• _Entries provided_
+++
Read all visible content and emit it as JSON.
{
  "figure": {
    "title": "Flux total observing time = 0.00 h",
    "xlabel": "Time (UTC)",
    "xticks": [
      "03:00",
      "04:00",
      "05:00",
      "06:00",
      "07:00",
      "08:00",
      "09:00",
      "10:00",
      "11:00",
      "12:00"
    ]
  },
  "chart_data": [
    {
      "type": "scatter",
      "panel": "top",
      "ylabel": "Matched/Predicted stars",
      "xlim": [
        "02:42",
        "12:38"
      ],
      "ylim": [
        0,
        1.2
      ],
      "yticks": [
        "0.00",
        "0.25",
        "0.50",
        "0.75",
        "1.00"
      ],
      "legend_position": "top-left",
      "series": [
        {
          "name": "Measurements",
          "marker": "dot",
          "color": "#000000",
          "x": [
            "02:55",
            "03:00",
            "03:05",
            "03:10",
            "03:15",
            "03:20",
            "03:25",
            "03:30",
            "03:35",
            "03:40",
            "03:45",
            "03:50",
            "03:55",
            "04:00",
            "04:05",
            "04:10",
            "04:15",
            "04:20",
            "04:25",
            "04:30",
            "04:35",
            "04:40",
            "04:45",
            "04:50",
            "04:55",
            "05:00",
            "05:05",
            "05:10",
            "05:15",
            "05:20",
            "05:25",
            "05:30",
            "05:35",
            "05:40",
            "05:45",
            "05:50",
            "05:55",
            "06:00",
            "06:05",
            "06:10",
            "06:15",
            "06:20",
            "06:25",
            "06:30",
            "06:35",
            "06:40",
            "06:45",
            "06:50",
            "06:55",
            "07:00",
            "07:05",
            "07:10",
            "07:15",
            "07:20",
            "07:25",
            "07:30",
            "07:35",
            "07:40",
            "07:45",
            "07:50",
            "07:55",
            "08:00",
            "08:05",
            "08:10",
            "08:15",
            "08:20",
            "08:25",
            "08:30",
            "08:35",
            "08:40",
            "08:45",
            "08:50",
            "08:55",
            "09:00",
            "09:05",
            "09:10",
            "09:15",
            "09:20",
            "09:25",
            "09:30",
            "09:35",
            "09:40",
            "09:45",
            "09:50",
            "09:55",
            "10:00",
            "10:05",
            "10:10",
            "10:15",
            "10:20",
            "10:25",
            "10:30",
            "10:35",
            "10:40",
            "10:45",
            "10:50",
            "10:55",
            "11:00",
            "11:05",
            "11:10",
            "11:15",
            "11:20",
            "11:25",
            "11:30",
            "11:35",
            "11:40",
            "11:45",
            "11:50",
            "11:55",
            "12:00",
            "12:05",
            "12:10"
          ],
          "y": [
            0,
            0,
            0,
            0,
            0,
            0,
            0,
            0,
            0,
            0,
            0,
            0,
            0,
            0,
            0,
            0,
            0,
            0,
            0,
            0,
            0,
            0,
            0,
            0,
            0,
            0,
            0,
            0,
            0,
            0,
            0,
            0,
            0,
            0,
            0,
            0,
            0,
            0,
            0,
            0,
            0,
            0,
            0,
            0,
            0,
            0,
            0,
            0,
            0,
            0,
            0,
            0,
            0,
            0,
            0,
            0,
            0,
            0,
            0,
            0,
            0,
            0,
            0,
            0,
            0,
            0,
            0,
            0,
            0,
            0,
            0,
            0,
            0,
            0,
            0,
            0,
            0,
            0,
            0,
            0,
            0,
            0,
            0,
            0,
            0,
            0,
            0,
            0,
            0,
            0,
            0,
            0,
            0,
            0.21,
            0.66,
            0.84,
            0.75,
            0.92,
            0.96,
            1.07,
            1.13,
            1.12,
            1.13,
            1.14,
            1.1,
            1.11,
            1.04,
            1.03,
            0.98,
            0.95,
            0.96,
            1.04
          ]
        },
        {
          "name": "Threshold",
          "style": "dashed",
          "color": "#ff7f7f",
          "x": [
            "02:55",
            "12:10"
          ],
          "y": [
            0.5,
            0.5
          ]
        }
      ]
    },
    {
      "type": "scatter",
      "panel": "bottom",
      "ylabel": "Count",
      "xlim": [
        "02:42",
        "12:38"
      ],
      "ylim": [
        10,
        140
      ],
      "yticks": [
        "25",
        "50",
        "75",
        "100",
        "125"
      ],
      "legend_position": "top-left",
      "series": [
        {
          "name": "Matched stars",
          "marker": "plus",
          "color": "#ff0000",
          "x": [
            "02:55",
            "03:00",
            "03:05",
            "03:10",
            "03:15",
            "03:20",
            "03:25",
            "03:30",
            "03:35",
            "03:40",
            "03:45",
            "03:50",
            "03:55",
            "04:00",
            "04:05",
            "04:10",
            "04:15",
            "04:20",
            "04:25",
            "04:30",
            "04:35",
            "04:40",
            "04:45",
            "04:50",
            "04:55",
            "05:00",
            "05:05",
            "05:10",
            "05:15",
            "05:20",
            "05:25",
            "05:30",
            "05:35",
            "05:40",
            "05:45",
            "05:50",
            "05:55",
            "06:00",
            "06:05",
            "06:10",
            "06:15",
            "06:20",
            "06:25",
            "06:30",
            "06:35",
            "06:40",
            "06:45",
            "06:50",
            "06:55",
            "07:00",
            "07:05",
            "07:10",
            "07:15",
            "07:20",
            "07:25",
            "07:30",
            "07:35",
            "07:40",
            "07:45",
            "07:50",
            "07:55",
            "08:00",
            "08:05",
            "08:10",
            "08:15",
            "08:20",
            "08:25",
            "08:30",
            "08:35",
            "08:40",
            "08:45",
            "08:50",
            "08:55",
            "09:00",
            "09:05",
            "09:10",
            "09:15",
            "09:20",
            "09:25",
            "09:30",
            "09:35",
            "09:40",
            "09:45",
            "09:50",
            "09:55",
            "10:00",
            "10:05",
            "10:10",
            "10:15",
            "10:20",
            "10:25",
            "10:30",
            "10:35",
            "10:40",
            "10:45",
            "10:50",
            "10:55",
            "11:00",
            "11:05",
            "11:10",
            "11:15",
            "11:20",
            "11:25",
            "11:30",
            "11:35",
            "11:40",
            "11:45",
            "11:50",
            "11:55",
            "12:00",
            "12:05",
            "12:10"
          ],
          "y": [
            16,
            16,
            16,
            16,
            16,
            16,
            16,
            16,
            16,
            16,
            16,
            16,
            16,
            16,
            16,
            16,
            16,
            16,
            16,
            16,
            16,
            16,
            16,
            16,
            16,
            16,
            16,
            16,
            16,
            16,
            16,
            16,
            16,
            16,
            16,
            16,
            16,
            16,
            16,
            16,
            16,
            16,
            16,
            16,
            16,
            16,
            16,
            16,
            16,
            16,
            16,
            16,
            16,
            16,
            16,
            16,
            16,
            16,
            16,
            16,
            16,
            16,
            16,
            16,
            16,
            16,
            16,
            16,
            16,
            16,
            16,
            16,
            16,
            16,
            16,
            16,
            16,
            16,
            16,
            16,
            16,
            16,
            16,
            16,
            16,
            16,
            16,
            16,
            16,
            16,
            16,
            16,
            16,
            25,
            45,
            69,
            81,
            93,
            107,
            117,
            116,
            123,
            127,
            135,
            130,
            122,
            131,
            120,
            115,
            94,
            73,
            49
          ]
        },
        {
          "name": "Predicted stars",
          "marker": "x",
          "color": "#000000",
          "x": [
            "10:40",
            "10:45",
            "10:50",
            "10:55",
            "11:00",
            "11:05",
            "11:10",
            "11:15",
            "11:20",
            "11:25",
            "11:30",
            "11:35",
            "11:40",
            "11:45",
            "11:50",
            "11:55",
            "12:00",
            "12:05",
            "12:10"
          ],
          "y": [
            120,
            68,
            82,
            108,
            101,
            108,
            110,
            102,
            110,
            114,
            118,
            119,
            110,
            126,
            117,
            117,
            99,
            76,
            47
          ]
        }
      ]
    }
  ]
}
+++
• _Problem statement_
Every entry must be quoted exactly as it appears above.

• _Exercise response_
Read all visible content and emit it as JSON.
{
  "figure": {
    "title": "Flux total observing time = 0.00 h",
    "xlabel": "Time (UTC)",
    "xticks": [
      "03:00",
      "04:00",
      "05:00",
      "06:00",
      "07:00",
      "08:00",
      "09:00",
      "10:00",
      "11:00",
      "12:00"
    ]
  },
  "chart_data": [
    {
      "type": "scatter",
      "panel": "top",
      "ylabel": "Matched/Predicted stars",
      "xlim": [
        "02:42",
        "12:38"
      ],
      "ylim": [
        0,
        1.2
      ],
      "yticks": [
        "0.00",
        "0.25",
        "0.50",
        "0.75",
        "1.00"
      ],
      "legend_position": "top-left",
      "series": [
        {
          "name": "Measurements",
          "marker": "dot",
          "color": "#000000",
          "x": [
            "02:55",
            "03:00",
            "03:05",
            "03:10",
            "03:15",
            "03:20",
            "03:25",
            "03:30",
            "03:35",
            "03:40",
            "03:45",
            "03:50",
            "03:55",
            "04:00",
            "04:05",
            "04:10",
            "04:15",
            "04:20",
            "04:25",
            "04:30",
            "04:35",
            "04:40",
            "04:45",
            "04:50",
            "04:55",
            "05:00",
            "05:05",
            "05:10",
            "05:15",
            "05:20",
            "05:25",
            "05:30",
            "05:35",
            "05:40",
            "05:45",
            "05:50",
            "05:55",
            "06:00",
            "06:05",
            "06:10",
            "06:15",
            "06:20",
            "06:25",
            "06:30",
            "06:35",
            "06:40",
            "06:45",
            "06:50",
            "06:55",
            "07:00",
            "07:05",
            "07:10",
            "07:15",
            "07:20",
            "07:25",
            "07:30",
            "07:35",
            "07:40",
            "07:45",
            "07:50",
            "07:55",
            "08:00",
            "08:05",
            "08:10",
            "08:15",
            "08:20",
            "08:25",
            "08:30",
            "08:35",
            "08:40",
            "08:45",
            "08:50",
            "08:55",
            "09:00",
            "09:05",
            "09:10",
            "09:15",
            "09:20",
            "09:25",
            "09:30",
            "09:35",
            "09:40",
            "09:45",
            "09:50",
            "09:55",
            "10:00",
            "10:05",
            "10:10",
            "10:15",
            "10:20",
            "10:25",
            "10:30",
            "10:35",
            "10:40",
            "10:45",
            "10:50",
            "10:55",
            "11:00",
            "11:05",
            "11:10",
            "11:15",
            "11:20",
            "11:25",
            "11:30",
            "11:35",
            "11:40",
            "11:45",
            "11:50",
            "11:55",
            "12:00",
            "12:05",
            "12:10"
          ],
          "y": [
            0,
            0,
            0,
            0,
            0,
            0,
            0,
            0,
            0,
            0,
            0,
            0,
            0,
            0,
            0,
            0,
            0,
            0,
            0,
            0,
            0,
            0,
            0,
            0,
            0,
            0,
            0,
            0,
            0,
            0,
            0,
            0,
            0,
            0,
            0,
            0,
            0,
            0,
            0,
            0,
            0,
            0,
            0,
            0,
            0,
            0,
            0,
            0,
            0,
            0,
            0,
            0,
            0,
            0,
            0,
            0,
            0,
            0,
            0,
            0,
            0,
            0,
            0,
            0,
            0,
            0,
            0,
            0,
            0,
            0,
            0,
            0,
            0,
            0,
            0,
            0,
            0,
            0,
            0,
            0,
            0,
            0,
            0,
            0,
            0,
            0,
            0,
            0,
            0,
            0,
            0,
            0,
            0,
            0.21,
            0.66,
            0.84,
            0.75,
            0.92,
            0.96,
            1.07,
            1.13,
            1.12,
            1.13,
            1.14,
            1.1,
            1.11,
            1.04,
            1.03,
            0.98,
            0.95,
            0.96,
            1.04
          ]
        },
        {
          "name": "Threshold",
          "style": "dashed",
          "color": "#ff7f7f",
          "x": [
            "02:55",
            "12:10"
          ],
          "y": [
            0.5,
            0.5
          ]
        }
      ]
    },
    {
      "type": "scatter",
      "panel": "bottom",
      "ylabel": "Count",
      "xlim": [
        "02:42",
        "12:38"
      ],
      "ylim": [
        10,
        140
      ],
      "yticks": [
        "25",
        "50",
        "75",
        "100",
        "125"
      ],
      "legend_position": "top-left",
      "series": [
        {
          "name": "Matched stars",
          "marker": "plus",
          "color": "#ff0000",
          "x": [
            "02:55",
            "03:00",
            "03:05",
            "03:10",
            "03:15",
            "03:20",
            "03:25",
            "03:30",
            "03:35",
            "03:40",
            "03:45",
            "03:50",
            "03:55",
            "04:00",
            "04:05",
            "04:10",
            "04:15",
            "04:20",
            "04:25",
            "04:30",
            "04:35",
            "04:40",
            "04:45",
            "04:50",
            "04:55",
            "05:00",
            "05:05",
            "05:10",
            "05:15",
            "05:20",
            "05:25",
            "05:30",
            "05:35",
            "05:40",
            "05:45",
            "05:50",
            "05:55",
            "06:00",
            "06:05",
            "06:10",
            "06:15",
            "06:20",
            "06:25",
            "06:30",
            "06:35",
            "06:40",
            "06:45",
            "06:50",
            "06:55",
            "07:00",
            "07:05",
            "07:10",
            "07:15",
            "07:20",
            "07:25",
            "07:30",
            "07:35",
            "07:40",
            "07:45",
            "07:50",
            "07:55",
            "08:00",
            "08:05",
            "08:10",
            "08:15",
            "08:20",
            "08:25",
            "08:30",
            "08:35",
            "08:40",
            "08:45",
            "08:50",
            "08:55",
            "09:00",
            "09:05",
            "09:10",
            "09:15",
            "09:20",
            "09:25",
            "09:30",
            "09:35",
            "09:40",
            "09:45",
            "09:50",
            "09:55",
            "10:00",
            "10:05",
            "10:10",
            "10:15",
            "10:20",
            "10:25",
            "10:30",
            "10:35",
            "10:40",
            "10:45",
            "10:50",
            "10:55",
            "11:00",
            "11:05",
            "11:10",
            "11:15",
            "11:20",
            "11:25",
            "11:30",
            "11:35",
            "11:40",
            "11:45",
            "11:50",
            "11:55",
            "12:00",
            "12:05",
            "12:10"
          ],
          "y": [
            16,
            16,
            16,
            16,
            16,
            16,
            16,
            16,
            16,
            16,
            16,
            16,
            16,
            16,
            16,
            16,
            16,
            16,
            16,
            16,
            16,
            16,
            16,
            16,
            16,
            16,
            16,
            16,
            16,
            16,
            16,
            16,
            16,
            16,
            16,
            16,
            16,
            16,
            16,
            16,
            16,
            16,
            16,
            16,
            16,
            16,
            16,
            16,
            16,
            16,
            16,
            16,
            16,
            16,
            16,
            16,
            16,
            16,
            16,
            16,
            16,
            16,
            16,
            16,
            16,
            16,
            16,
            16,
            16,
            16,
            16,
            16,
            16,
            16,
            16,
            16,
            16,
            16,
            16,
            16,
            16,
            16,
            16,
            16,
            16,
            16,
            16,
            16,
            16,
            16,
            16,
            16,
            16,
            25,
            45,
            69,
            81,
            93,
            107,
            117,
            116,
            123,
            127,
            135,
            130,
            122,
            131,
            120,
            115,
            94,
            73,
            49
          ]
        },
        {
          "name": "Predicted stars",
          "marker": "x",
          "color": "#000000",
          "x": [
            "10:40",
            "10:45",
            "10:50",
            "10:55",
            "11:00",
            "11:05",
            "11:10",
            "11:15",
            "11:20",
            "11:25",
            "11:30",
            "11:35",
            "11:40",
            "11:45",
            "11:50",
            "11:55",
            "12:00",
            "12:05",
            "12:10"
          ],
          "y": [
            120,
            68,
            82,
            108,
            101,
            108,
            110,
            102,
            110,
            114,
            118,
            119,
            110,
            126,
            117,
            117,
            99,
            76,
            47
          ]
        }
      ]
    }
  ]
}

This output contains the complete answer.